WHAT TO WORK ON: Copy all lines in which the word "ylabel" can be found.

* START GIVEN INFORMATION *

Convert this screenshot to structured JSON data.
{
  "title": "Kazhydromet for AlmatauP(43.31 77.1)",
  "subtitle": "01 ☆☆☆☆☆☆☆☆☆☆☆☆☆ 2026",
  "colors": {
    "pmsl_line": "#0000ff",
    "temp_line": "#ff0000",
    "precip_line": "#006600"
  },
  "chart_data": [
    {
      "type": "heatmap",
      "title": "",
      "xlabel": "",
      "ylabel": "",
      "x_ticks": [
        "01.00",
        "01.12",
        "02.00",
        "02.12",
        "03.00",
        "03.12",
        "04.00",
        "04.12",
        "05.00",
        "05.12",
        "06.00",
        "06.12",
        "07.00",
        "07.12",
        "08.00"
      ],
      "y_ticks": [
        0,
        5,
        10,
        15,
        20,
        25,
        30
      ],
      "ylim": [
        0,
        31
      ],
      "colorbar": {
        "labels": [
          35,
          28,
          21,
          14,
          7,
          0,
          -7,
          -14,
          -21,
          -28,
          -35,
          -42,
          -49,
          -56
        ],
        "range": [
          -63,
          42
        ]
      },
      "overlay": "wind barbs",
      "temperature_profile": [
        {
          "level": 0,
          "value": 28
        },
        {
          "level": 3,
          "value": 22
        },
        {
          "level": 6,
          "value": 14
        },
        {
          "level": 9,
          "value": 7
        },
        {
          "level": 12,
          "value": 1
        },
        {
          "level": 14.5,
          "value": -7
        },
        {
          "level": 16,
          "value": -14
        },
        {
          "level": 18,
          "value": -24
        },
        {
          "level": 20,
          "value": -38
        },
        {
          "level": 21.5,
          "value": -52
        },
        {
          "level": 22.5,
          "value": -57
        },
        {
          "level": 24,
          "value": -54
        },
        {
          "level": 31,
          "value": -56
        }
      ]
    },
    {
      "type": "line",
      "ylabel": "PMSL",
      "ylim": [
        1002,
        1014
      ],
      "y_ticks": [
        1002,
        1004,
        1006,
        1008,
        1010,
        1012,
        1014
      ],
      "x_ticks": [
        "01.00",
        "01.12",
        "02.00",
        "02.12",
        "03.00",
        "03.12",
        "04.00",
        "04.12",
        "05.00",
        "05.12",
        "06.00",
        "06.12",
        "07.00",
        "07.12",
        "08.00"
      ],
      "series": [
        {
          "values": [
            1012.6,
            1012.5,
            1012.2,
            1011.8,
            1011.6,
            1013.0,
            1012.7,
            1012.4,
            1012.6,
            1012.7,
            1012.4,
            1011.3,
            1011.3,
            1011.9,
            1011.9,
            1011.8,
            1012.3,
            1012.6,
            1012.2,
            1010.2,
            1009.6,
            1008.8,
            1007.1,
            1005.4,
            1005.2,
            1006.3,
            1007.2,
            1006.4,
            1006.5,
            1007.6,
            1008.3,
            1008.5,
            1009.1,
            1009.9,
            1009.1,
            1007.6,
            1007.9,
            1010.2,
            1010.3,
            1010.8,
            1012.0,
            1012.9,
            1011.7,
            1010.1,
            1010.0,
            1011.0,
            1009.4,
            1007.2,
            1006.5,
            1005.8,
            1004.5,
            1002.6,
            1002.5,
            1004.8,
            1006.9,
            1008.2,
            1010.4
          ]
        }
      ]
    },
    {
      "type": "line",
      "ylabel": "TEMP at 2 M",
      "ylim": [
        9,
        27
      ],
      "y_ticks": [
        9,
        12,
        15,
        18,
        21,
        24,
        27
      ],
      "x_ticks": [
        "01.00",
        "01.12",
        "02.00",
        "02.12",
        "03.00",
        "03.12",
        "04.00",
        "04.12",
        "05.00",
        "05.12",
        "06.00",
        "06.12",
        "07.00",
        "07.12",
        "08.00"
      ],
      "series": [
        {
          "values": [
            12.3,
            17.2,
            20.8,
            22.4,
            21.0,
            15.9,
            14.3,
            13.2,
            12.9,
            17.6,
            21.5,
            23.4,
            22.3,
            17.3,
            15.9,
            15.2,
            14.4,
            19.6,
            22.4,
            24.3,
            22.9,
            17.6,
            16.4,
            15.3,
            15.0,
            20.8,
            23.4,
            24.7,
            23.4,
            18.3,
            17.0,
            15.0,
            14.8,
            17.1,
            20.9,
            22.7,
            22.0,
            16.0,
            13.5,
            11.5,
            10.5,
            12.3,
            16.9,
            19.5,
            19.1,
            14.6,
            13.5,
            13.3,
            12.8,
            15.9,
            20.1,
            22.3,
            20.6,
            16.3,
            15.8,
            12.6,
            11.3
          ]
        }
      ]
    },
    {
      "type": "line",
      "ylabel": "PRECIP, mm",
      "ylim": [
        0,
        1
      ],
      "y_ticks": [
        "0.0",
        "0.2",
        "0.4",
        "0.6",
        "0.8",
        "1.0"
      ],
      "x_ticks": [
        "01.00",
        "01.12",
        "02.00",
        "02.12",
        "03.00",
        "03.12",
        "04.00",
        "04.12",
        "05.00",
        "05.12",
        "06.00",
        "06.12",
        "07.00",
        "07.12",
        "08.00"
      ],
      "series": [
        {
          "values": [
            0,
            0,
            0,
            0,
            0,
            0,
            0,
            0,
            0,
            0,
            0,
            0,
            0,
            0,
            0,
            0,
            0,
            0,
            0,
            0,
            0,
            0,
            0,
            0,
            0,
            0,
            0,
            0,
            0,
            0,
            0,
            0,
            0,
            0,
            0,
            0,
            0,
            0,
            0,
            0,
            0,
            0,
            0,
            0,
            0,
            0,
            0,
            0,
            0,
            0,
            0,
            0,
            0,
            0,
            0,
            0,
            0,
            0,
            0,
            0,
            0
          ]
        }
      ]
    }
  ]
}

* END GIVEN INFORMATION *

ANSWER TO THE EXERCISE:
      "ylabel": "",
      "ylabel": "PMSL",
      "ylabel": "TEMP at 2 M",
      "ylabel": "PRECIP, mm",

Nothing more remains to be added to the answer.